# WORK INSTRUCTIONS:
Print the records below word for word, but leave out the pictures.

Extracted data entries
+ + +

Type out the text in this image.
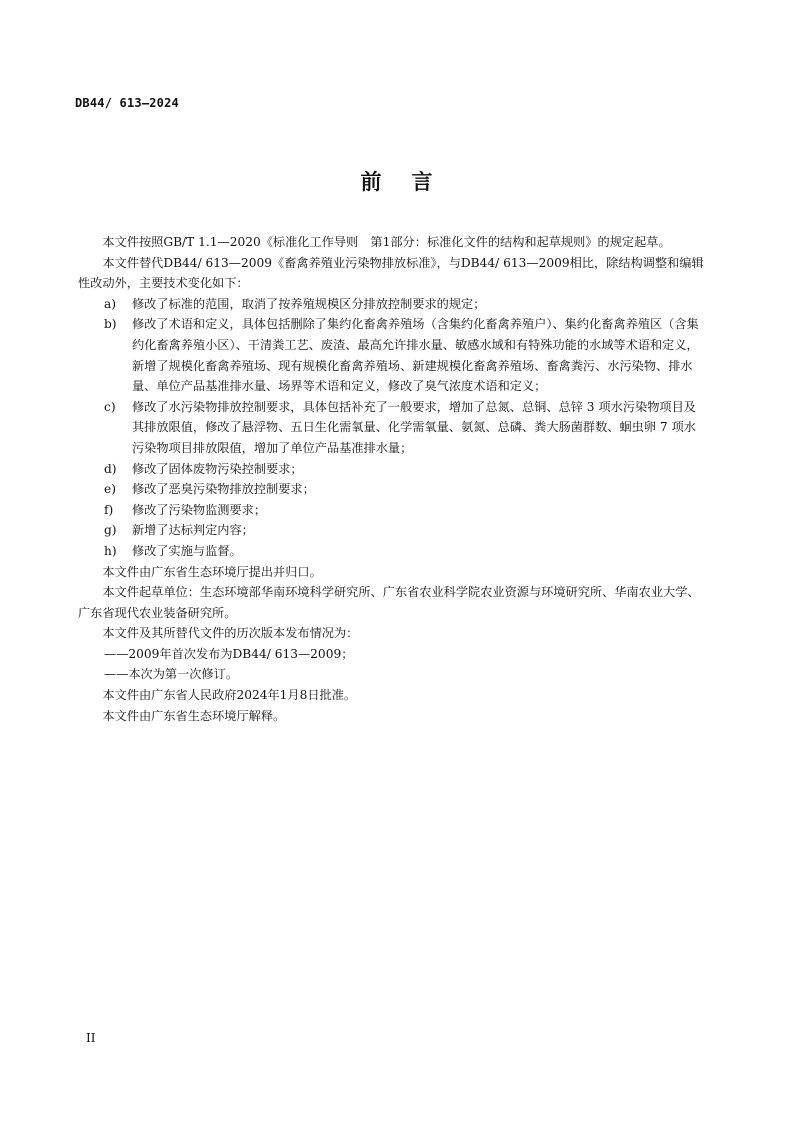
DB44/ 613—2024
前言
本文件按照GB/T 1.1—2020《标准化工作导则　第1部分：标准化文件的结构和起草规则》的规定起草。
本文件替代DB44/ 613—2009《畜禽养殖业污染物排放标准》，与DB44/ 613—2009相比，除结构调整和编辑性改动外，主要技术变化如下：
a)	修改了标准的范围，取消了按养殖规模区分排放控制要求的规定；
b)	修改了术语和定义，具体包括删除了集约化畜禽养殖场（含集约化畜禽养殖户）、集约化畜禽养殖区（含集约化畜禽养殖小区）、干清粪工艺、废渣、最高允许排水量、敏感水域和有特殊功能的水域等术语和定义，新增了规模化畜禽养殖场、现有规模化畜禽养殖场、新建规模化畜禽养殖场、畜禽粪污、水污染物、排水量、单位产品基准排水量、场界等术语和定义，修改了臭气浓度术语和定义；
c)	修改了水污染物排放控制要求，具体包括补充了一般要求，增加了总氮、总铜、总锌 3 项水污染物项目及其排放限值，修改了悬浮物、五日生化需氧量、化学需氧量、氨氮、总磷、粪大肠菌群数、蛔虫卵 7 项水污染物项目排放限值，增加了单位产品基准排水量；
d)	修改了固体废物污染控制要求；
e)	修改了恶臭污染物排放控制要求；
f)	修改了污染物监测要求；
g)	新增了达标判定内容；
h)	修改了实施与监督。
本文件由广东省生态环境厅提出并归口。
本文件起草单位：生态环境部华南环境科学研究所、广东省农业科学院农业资源与环境研究所、华南农业大学、广东省现代农业装备研究所。
本文件及其所替代文件的历次版本发布情况为：
——2009年首次发布为DB44/ 613—2009；
——本次为第一次修订。
本文件由广东省人民政府2024年1月8日批准。
本文件由广东省生态环境厅解释。
II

+ + +

# PROBLEM SOLUTION:
Type out the text in this image.
DB44/ 613—2024
前言
本文件按照GB/T 1.1—2020《标准化工作导则　第1部分：标准化文件的结构和起草规则》的规定起草。
本文件替代DB44/ 613—2009《畜禽养殖业污染物排放标准》，与DB44/ 613—2009相比，除结构调整和编辑性改动外，主要技术变化如下：
a)	修改了标准的范围，取消了按养殖规模区分排放控制要求的规定；
b)	修改了术语和定义，具体包括删除了集约化畜禽养殖场（含集约化畜禽养殖户）、集约化畜禽养殖区（含集约化畜禽养殖小区）、干清粪工艺、废渣、最高允许排水量、敏感水域和有特殊功能的水域等术语和定义，新增了规模化畜禽养殖场、现有规模化畜禽养殖场、新建规模化畜禽养殖场、畜禽粪污、水污染物、排水量、单位产品基准排水量、场界等术语和定义，修改了臭气浓度术语和定义；
c)	修改了水污染物排放控制要求，具体包括补充了一般要求，增加了总氮、总铜、总锌 3 项水污染物项目及其排放限值，修改了悬浮物、五日生化需氧量、化学需氧量、氨氮、总磷、粪大肠菌群数、蛔虫卵 7 项水污染物项目排放限值，增加了单位产品基准排水量；
d)	修改了固体废物污染控制要求；
e)	修改了恶臭污染物排放控制要求；
f)	修改了污染物监测要求；
g)	新增了达标判定内容；
h)	修改了实施与监督。
本文件由广东省生态环境厅提出并归口。
本文件起草单位：生态环境部华南环境科学研究所、广东省农业科学院农业资源与环境研究所、华南农业大学、广东省现代农业装备研究所。
本文件及其所替代文件的历次版本发布情况为：
——2009年首次发布为DB44/ 613—2009；
——本次为第一次修订。
本文件由广东省人民政府2024年1月8日批准。
本文件由广东省生态环境厅解释。
II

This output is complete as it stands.